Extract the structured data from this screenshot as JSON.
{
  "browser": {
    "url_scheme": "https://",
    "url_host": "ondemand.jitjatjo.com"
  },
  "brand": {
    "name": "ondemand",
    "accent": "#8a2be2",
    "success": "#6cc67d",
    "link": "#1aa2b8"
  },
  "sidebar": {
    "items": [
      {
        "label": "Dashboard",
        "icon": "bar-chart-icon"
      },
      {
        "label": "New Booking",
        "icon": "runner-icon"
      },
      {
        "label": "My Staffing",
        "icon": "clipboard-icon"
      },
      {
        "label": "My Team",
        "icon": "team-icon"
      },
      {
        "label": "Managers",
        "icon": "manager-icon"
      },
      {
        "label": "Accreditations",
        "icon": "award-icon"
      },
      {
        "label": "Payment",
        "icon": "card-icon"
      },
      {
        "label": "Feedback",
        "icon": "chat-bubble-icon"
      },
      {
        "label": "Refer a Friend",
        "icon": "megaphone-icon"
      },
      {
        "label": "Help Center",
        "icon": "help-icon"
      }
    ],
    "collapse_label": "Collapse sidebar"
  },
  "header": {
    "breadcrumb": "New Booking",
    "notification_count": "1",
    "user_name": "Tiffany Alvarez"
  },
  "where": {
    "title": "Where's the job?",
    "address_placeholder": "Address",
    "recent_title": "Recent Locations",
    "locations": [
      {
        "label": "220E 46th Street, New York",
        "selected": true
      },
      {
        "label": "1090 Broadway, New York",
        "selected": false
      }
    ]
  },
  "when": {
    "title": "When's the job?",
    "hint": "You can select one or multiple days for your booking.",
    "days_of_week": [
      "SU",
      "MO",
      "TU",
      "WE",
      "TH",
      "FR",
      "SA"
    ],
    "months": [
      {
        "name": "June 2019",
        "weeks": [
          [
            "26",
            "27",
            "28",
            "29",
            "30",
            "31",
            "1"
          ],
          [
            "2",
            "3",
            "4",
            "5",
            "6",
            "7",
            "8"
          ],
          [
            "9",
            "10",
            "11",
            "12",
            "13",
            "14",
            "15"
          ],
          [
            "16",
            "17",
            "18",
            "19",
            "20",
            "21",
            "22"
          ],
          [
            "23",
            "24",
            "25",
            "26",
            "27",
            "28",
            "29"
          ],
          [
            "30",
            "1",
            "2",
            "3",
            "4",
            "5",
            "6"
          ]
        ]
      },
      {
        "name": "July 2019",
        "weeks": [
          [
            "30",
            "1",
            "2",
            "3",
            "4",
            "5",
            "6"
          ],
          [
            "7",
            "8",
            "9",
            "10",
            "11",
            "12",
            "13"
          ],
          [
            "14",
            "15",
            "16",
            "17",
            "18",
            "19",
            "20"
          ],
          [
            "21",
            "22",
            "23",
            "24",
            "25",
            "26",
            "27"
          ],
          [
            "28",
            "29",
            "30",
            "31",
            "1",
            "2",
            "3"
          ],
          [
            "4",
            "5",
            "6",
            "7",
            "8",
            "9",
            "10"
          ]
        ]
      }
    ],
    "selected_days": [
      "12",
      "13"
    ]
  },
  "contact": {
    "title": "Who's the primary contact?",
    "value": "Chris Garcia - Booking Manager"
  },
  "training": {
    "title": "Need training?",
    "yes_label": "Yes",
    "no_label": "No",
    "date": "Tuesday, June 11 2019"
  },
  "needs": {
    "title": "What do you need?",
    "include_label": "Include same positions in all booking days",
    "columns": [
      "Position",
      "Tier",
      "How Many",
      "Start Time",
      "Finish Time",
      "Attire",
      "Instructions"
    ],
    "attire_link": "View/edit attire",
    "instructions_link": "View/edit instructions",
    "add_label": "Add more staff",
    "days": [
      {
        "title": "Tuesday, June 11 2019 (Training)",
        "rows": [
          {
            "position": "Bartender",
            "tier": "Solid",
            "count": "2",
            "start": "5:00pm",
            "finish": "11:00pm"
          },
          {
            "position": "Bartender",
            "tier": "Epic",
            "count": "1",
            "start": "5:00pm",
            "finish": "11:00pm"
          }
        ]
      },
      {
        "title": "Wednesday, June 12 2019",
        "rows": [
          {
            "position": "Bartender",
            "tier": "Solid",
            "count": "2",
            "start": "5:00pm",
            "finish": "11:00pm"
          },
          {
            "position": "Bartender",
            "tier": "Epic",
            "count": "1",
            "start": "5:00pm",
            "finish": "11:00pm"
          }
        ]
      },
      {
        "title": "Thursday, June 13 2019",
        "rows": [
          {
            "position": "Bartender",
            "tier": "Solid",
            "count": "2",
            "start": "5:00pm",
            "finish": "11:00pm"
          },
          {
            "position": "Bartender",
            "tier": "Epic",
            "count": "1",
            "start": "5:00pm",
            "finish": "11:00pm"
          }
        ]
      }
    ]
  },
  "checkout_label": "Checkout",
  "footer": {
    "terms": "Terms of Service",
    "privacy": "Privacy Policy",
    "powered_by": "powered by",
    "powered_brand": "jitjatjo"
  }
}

+++

> _REQUIREMENT_:
From the records above, extract everything verbatim.

> _RESULT OF THIS EXERCISE_:
Extract the structured data from this screenshot as JSON.
{
  "browser": {
    "url_scheme": "https://",
    "url_host": "ondemand.jitjatjo.com"
  },
  "brand": {
    "name": "ondemand",
    "accent": "#8a2be2",
    "success": "#6cc67d",
    "link": "#1aa2b8"
  },
  "sidebar": {
    "items": [
      {
        "label": "Dashboard",
        "icon": "bar-chart-icon"
      },
      {
        "label": "New Booking",
        "icon": "runner-icon"
      },
      {
        "label": "My Staffing",
        "icon": "clipboard-icon"
      },
      {
        "label": "My Team",
        "icon": "team-icon"
      },
      {
        "label": "Managers",
        "icon": "manager-icon"
      },
      {
        "label": "Accreditations",
        "icon": "award-icon"
      },
      {
        "label": "Payment",
        "icon": "card-icon"
      },
      {
        "label": "Feedback",
        "icon": "chat-bubble-icon"
      },
      {
        "label": "Refer a Friend",
        "icon": "megaphone-icon"
      },
      {
        "label": "Help Center",
        "icon": "help-icon"
      }
    ],
    "collapse_label": "Collapse sidebar"
  },
  "header": {
    "breadcrumb": "New Booking",
    "notification_count": "1",
    "user_name": "Tiffany Alvarez"
  },
  "where": {
    "title": "Where's the job?",
    "address_placeholder": "Address",
    "recent_title": "Recent Locations",
    "locations": [
      {
        "label": "220E 46th Street, New York",
        "selected": true
      },
      {
        "label": "1090 Broadway, New York",
        "selected": false
      }
    ]
  },
  "when": {
    "title": "When's the job?",
    "hint": "You can select one or multiple days for your booking.",
    "days_of_week": [
      "SU",
      "MO",
      "TU",
      "WE",
      "TH",
      "FR",
      "SA"
    ],
    "months": [
      {
        "name": "June 2019",
        "weeks": [
          [
            "26",
            "27",
            "28",
            "29",
            "30",
            "31",
            "1"
          ],
          [
            "2",
            "3",
            "4",
            "5",
            "6",
            "7",
            "8"
          ],
          [
            "9",
            "10",
            "11",
            "12",
            "13",
            "14",
            "15"
          ],
          [
            "16",
            "17",
            "18",
            "19",
            "20",
            "21",
            "22"
          ],
          [
            "23",
            "24",
            "25",
            "26",
            "27",
            "28",
            "29"
          ],
          [
            "30",
            "1",
            "2",
            "3",
            "4",
            "5",
            "6"
          ]
        ]
      },
      {
        "name": "July 2019",
        "weeks": [
          [
            "30",
            "1",
            "2",
            "3",
            "4",
            "5",
            "6"
          ],
          [
            "7",
            "8",
            "9",
            "10",
            "11",
            "12",
            "13"
          ],
          [
            "14",
            "15",
            "16",
            "17",
            "18",
            "19",
            "20"
          ],
          [
            "21",
            "22",
            "23",
            "24",
            "25",
            "26",
            "27"
          ],
          [
            "28",
            "29",
            "30",
            "31",
            "1",
            "2",
            "3"
          ],
          [
            "4",
            "5",
            "6",
            "7",
            "8",
            "9",
            "10"
          ]
        ]
      }
    ],
    "selected_days": [
      "12",
      "13"
    ]
  },
  "contact": {
    "title": "Who's the primary contact?",
    "value": "Chris Garcia - Booking Manager"
  },
  "training": {
    "title": "Need training?",
    "yes_label": "Yes",
    "no_label": "No",
    "date": "Tuesday, June 11 2019"
  },
  "needs": {
    "title": "What do you need?",
    "include_label": "Include same positions in all booking days",
    "columns": [
      "Position",
      "Tier",
      "How Many",
      "Start Time",
      "Finish Time",
      "Attire",
      "Instructions"
    ],
    "attire_link": "View/edit attire",
    "instructions_link": "View/edit instructions",
    "add_label": "Add more staff",
    "days": [
      {
        "title": "Tuesday, June 11 2019 (Training)",
        "rows": [
          {
            "position": "Bartender",
            "tier": "Solid",
            "count": "2",
            "start": "5:00pm",
            "finish": "11:00pm"
          },
          {
            "position": "Bartender",
            "tier": "Epic",
            "count": "1",
            "start": "5:00pm",
            "finish": "11:00pm"
          }
        ]
      },
      {
        "title": "Wednesday, June 12 2019",
        "rows": [
          {
            "position": "Bartender",
            "tier": "Solid",
            "count": "2",
            "start": "5:00pm",
            "finish": "11:00pm"
          },
          {
            "position": "Bartender",
            "tier": "Epic",
            "count": "1",
            "start": "5:00pm",
            "finish": "11:00pm"
          }
        ]
      },
      {
        "title": "Thursday, June 13 2019",
        "rows": [
          {
            "position": "Bartender",
            "tier": "Solid",
            "count": "2",
            "start": "5:00pm",
            "finish": "11:00pm"
          },
          {
            "position": "Bartender",
            "tier": "Epic",
            "count": "1",
            "start": "5:00pm",
            "finish": "11:00pm"
          }
        ]
      }
    ]
  },
  "checkout_label": "Checkout",
  "footer": {
    "terms": "Terms of Service",
    "privacy": "Privacy Policy",
    "powered_by": "powered by",
    "powered_brand": "jitjatjo"
  }
}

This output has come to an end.